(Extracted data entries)
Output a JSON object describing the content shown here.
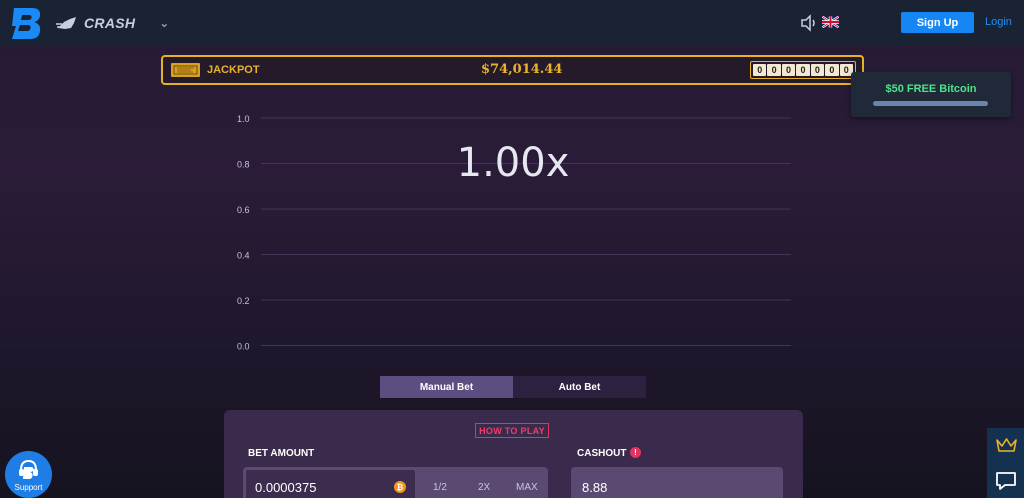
{
  "header": {
    "game_name": "CRASH",
    "signup_label": "Sign Up",
    "login_label": "Login"
  },
  "jackpot": {
    "label": "JACKPOT",
    "amount": "$74,014.44",
    "digits": [
      "0",
      "0",
      "0",
      "0",
      "0",
      "0",
      "0"
    ]
  },
  "promo": {
    "label": "$50 FREE Bitcoin"
  },
  "chart": {
    "multiplier": "1.00x",
    "y_ticks": [
      "1.0",
      "0.8",
      "0.6",
      "0.4",
      "0.2",
      "0.0"
    ]
  },
  "tabs": [
    {
      "label": "Manual Bet",
      "active": true
    },
    {
      "label": "Auto Bet",
      "active": false
    }
  ],
  "bet_panel": {
    "how_to_play": "HOW TO PLAY",
    "bet_amount_label": "BET AMOUNT",
    "bet_amount_value": "0.0000375",
    "half_label": "1/2",
    "double_label": "2X",
    "max_label": "MAX",
    "cashout_label": "CASHOUT",
    "cashout_info": "!",
    "cashout_value": "8.88",
    "btc_symbol": "₿"
  },
  "support": {
    "label": "Support"
  },
  "colors": {
    "accent_blue": "#1686f5",
    "jackpot_gold": "#e9b42b",
    "promo_green": "#4ee28a",
    "danger_pink": "#e0355e",
    "bitcoin_orange": "#f7931a"
  }
}
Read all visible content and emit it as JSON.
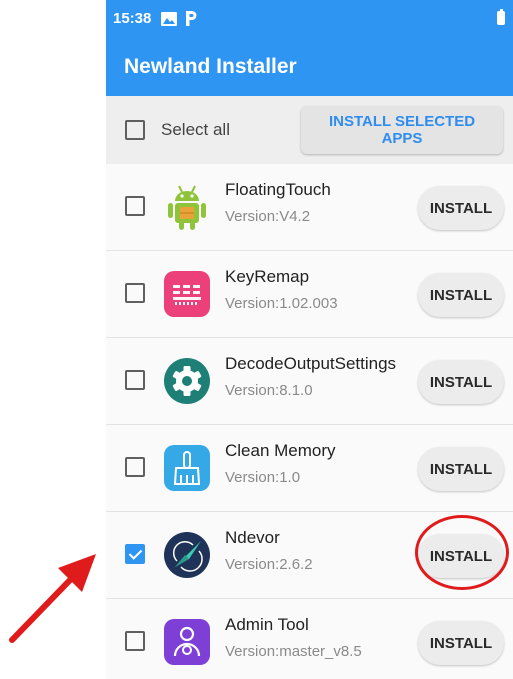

:: Exercise instructions ::
Locate the string "JSON" in the listing above and copy every line where it occurs.

:: Exercise output ::
Output a JSON object describing the content shown here.
Read all visible content and emit it as JSON.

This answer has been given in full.